Put the entries from the line containing "svg-text:November: November <box>650" through the line containing "svg-text:30 %: 30 % <box>13 130 33 140</box>" into a numbered list, leaving out any blank lines.

[START Material]

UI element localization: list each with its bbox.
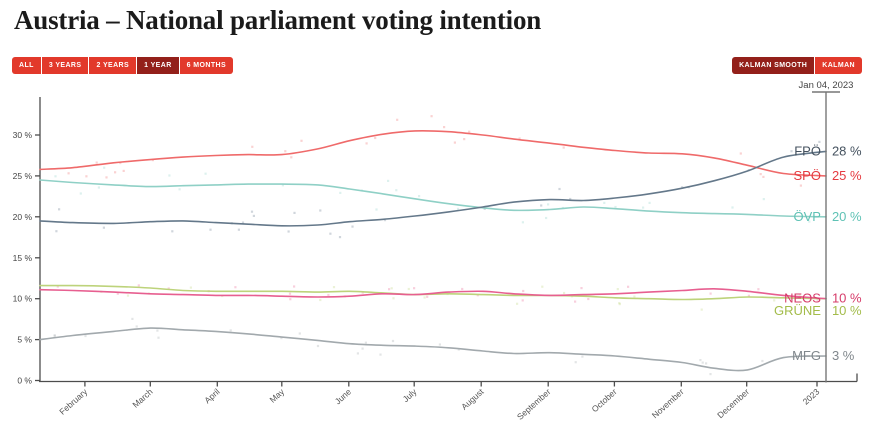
svg-text:November: November <box>650 386 686 420</box>
value-mfg: 3 % <box>832 348 855 363</box>
svg-text:September: September <box>515 386 553 421</box>
label-neos: NEOS <box>784 291 821 306</box>
svg-text:June: June <box>333 386 354 406</box>
svg-text:30 %: 30 % <box>13 130 33 140</box>
svg-text:October: October <box>590 386 619 414</box>
svg-text:May: May <box>268 386 287 405</box>
range-6-months-button[interactable]: 6 MONTHS <box>179 57 234 74</box>
line-spo <box>39 129 827 177</box>
value-ovp: 20 % <box>832 209 862 224</box>
x-axis <box>39 373 858 387</box>
svg-text:December: December <box>715 386 751 420</box>
poll-scatter <box>53 115 821 376</box>
svg-text:0 %: 0 % <box>17 376 32 386</box>
label-grune: GRÜNE <box>774 303 821 318</box>
series-labels: FPÖ 28 % SPÖ 25 % ÖVP 20 % NEOS 10 % GRÜNE 10 % MF… <box>774 143 862 363</box>
mode-kalman-smooth-button[interactable]: KALMAN SMOOTH <box>732 57 815 74</box>
line-mfg <box>39 327 827 372</box>
line-grune <box>39 284 827 301</box>
value-neos: 10 % <box>832 291 862 306</box>
label-ovp: ÖVP <box>793 209 820 224</box>
time-range-filter: ALL 3 YEARS 2 YEARS 1 YEAR 6 MONTHS <box>12 57 234 74</box>
range-1-year-button[interactable]: 1 YEAR <box>137 57 179 74</box>
svg-text:20 %: 20 % <box>13 212 33 222</box>
svg-text:2023: 2023 <box>801 386 822 406</box>
svg-text:March: March <box>130 386 154 409</box>
y-axis-labels: 0 % 5 % 10 % 15 % 20 % 25 % 30 % <box>13 130 33 386</box>
label-spo: SPÖ <box>793 168 820 183</box>
line-fpo <box>39 150 827 227</box>
mode-kalman-button[interactable]: KALMAN <box>815 57 862 74</box>
x-axis-labels: February March April May June July August Septe… <box>57 386 821 421</box>
y-axis <box>35 97 41 382</box>
label-fpo: FPÖ <box>794 143 821 158</box>
series-lines <box>39 129 827 372</box>
svg-text:August: August <box>459 386 486 412</box>
cursor-line[interactable] <box>812 91 840 383</box>
value-fpo: 28 % <box>832 143 862 158</box>
svg-text:15 %: 15 % <box>13 253 33 263</box>
range-all-button[interactable]: ALL <box>12 57 41 74</box>
value-grune: 10 % <box>832 303 862 318</box>
svg-text:July: July <box>401 386 419 404</box>
smoothing-mode-filter: KALMAN SMOOTH KALMAN <box>732 57 862 74</box>
value-spo: 25 % <box>832 168 862 183</box>
svg-text:10 %: 10 % <box>13 294 33 304</box>
svg-text:February: February <box>57 386 90 417</box>
range-3-years-button[interactable]: 3 YEARS <box>41 57 89 74</box>
toolbar: ALL 3 YEARS 2 YEARS 1 YEAR 6 MONTHS KALMAN S… <box>12 57 862 74</box>
page-title: Austria – National parliament voting int… <box>14 5 542 35</box>
line-ovp <box>39 179 827 218</box>
svg-text:5 %: 5 % <box>17 335 32 345</box>
range-2-years-button[interactable]: 2 YEARS <box>89 57 137 74</box>
label-mfg: MFG <box>792 348 821 363</box>
line-neos <box>39 287 827 300</box>
svg-text:25 %: 25 % <box>13 171 33 181</box>
svg-text:April: April <box>202 386 221 405</box>
cursor-date-label: Jan 04, 2023 <box>799 80 854 91</box>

[END Material]

Answer to the problem:
1. svg-text:November: November <box>650 386 686 420</box>
2. value-mfg: 3 % <box>832 348 855 363</box>
3. svg-text:September: September <box>515 386 553 421</box>
4. label-neos: NEOS <box>784 291 821 306</box>
5. svg-text:June: June <box>333 386 354 406</box>
6. svg-text:30 %: 30 % <box>13 130 33 140</box>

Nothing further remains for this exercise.